_Written instruction_
Keep only the lines of the data below that contain "color", and copy them.

Records excerpted from a collection:
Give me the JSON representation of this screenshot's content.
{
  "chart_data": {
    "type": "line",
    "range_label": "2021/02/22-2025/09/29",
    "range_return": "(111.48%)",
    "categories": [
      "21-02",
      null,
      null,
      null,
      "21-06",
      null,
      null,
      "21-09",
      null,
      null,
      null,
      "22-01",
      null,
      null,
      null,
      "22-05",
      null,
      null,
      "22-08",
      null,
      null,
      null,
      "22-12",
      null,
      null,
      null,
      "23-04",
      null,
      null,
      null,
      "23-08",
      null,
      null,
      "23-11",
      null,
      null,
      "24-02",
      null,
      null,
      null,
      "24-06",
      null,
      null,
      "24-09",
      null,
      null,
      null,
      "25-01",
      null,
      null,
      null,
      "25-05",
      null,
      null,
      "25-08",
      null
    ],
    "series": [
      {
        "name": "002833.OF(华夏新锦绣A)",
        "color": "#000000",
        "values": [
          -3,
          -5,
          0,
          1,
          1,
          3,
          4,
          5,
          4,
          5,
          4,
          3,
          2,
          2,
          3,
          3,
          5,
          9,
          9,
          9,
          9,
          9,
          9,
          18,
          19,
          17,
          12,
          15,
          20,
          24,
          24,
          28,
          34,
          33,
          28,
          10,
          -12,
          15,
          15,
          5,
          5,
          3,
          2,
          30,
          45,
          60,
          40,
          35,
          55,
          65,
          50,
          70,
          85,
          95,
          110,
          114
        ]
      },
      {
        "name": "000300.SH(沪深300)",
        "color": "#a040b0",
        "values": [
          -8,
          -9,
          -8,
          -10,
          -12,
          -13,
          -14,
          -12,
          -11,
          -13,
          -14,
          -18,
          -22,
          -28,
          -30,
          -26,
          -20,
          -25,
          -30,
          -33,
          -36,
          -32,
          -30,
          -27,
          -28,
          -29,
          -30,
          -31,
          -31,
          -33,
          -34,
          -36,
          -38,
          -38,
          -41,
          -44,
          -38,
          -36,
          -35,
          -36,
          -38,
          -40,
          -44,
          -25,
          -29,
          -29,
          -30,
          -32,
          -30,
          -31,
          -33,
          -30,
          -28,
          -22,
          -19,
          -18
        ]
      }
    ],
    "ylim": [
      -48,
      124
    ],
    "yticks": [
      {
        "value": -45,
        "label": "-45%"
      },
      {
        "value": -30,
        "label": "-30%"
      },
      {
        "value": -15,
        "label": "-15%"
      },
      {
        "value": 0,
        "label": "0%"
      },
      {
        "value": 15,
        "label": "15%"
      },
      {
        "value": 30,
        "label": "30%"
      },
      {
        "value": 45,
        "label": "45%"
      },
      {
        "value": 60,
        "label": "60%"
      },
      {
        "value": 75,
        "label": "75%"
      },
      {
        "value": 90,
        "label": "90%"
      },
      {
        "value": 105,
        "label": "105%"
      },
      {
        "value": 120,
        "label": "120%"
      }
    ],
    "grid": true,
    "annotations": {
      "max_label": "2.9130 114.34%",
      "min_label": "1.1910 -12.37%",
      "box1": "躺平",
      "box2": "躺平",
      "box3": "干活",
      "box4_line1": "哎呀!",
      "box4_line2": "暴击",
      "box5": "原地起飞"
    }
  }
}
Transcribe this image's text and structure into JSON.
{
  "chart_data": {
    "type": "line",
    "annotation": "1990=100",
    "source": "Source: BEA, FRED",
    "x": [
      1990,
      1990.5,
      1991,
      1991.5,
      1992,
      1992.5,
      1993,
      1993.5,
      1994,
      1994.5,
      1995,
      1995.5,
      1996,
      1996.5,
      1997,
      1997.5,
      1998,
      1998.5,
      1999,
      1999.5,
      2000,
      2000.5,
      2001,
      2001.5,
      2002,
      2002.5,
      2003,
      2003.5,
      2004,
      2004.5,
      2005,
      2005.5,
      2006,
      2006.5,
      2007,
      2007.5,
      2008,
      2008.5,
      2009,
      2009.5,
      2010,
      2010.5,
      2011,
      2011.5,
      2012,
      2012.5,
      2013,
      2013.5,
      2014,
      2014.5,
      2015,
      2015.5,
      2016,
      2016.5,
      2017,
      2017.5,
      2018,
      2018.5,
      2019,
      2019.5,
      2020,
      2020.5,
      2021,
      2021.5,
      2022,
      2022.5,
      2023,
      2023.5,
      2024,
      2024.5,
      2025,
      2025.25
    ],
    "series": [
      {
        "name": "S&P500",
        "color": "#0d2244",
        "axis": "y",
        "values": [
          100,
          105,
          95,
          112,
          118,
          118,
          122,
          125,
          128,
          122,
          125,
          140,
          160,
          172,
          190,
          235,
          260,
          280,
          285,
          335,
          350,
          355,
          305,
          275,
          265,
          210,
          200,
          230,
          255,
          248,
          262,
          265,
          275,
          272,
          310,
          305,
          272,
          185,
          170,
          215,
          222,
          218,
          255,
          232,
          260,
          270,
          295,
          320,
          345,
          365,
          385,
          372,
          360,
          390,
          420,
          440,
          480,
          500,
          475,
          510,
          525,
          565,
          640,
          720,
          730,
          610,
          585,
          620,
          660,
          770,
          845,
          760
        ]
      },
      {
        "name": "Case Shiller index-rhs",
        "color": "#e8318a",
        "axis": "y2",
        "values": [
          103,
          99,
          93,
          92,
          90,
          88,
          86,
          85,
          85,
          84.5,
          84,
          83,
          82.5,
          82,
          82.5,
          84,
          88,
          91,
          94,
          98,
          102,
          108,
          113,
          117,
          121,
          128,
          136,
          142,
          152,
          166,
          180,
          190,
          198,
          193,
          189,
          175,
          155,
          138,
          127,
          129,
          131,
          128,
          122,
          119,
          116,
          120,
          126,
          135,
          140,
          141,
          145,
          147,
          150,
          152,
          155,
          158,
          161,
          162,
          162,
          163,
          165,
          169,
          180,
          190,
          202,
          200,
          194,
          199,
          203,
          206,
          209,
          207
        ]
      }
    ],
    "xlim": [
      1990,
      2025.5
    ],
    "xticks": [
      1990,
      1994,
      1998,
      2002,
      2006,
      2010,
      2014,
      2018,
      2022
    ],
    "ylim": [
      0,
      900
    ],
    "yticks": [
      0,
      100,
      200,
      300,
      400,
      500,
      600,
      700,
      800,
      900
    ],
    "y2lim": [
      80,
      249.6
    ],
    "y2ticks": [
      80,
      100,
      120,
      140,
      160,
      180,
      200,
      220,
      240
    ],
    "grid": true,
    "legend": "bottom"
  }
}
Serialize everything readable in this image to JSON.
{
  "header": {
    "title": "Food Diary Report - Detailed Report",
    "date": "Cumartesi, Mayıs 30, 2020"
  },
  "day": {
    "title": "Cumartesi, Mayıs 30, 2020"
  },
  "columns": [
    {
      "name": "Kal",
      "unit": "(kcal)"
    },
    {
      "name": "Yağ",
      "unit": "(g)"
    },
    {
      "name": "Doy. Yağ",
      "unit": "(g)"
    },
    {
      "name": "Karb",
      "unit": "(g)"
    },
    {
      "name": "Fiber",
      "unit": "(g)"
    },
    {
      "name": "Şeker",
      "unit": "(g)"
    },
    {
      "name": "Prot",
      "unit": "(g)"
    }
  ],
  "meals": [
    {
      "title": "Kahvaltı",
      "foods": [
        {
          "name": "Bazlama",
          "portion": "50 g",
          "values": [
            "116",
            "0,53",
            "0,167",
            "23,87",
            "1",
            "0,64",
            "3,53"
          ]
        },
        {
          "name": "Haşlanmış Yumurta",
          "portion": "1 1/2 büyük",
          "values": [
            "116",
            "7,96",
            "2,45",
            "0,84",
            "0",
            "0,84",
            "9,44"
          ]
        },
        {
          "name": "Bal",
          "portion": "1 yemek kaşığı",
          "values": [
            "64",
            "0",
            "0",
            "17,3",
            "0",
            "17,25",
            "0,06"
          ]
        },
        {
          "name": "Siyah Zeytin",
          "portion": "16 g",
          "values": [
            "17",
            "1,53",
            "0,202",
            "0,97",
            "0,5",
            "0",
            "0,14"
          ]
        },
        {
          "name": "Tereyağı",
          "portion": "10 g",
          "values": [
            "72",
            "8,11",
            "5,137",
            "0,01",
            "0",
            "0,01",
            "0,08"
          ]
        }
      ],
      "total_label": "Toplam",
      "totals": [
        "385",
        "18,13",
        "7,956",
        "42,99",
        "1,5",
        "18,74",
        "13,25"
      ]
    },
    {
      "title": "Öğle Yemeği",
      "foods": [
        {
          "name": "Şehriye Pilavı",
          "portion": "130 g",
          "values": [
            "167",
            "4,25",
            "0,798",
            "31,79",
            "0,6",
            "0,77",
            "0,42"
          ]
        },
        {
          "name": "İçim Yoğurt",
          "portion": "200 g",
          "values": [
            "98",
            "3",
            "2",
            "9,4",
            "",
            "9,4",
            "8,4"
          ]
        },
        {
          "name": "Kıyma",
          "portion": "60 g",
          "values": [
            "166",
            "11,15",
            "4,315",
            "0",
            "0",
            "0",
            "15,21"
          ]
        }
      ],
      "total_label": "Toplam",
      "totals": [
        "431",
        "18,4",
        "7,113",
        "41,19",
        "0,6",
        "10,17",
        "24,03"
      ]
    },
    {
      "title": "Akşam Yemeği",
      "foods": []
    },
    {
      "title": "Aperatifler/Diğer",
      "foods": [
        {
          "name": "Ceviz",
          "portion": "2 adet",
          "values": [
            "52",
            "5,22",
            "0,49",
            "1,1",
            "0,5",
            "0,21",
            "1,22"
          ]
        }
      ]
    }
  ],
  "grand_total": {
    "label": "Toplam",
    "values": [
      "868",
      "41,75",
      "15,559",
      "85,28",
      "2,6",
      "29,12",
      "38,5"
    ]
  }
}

_Task answer_
        "color": "#000000",
        "color": "#a040b0",
        "color": "#0d2244",
        "color": "#e8318a",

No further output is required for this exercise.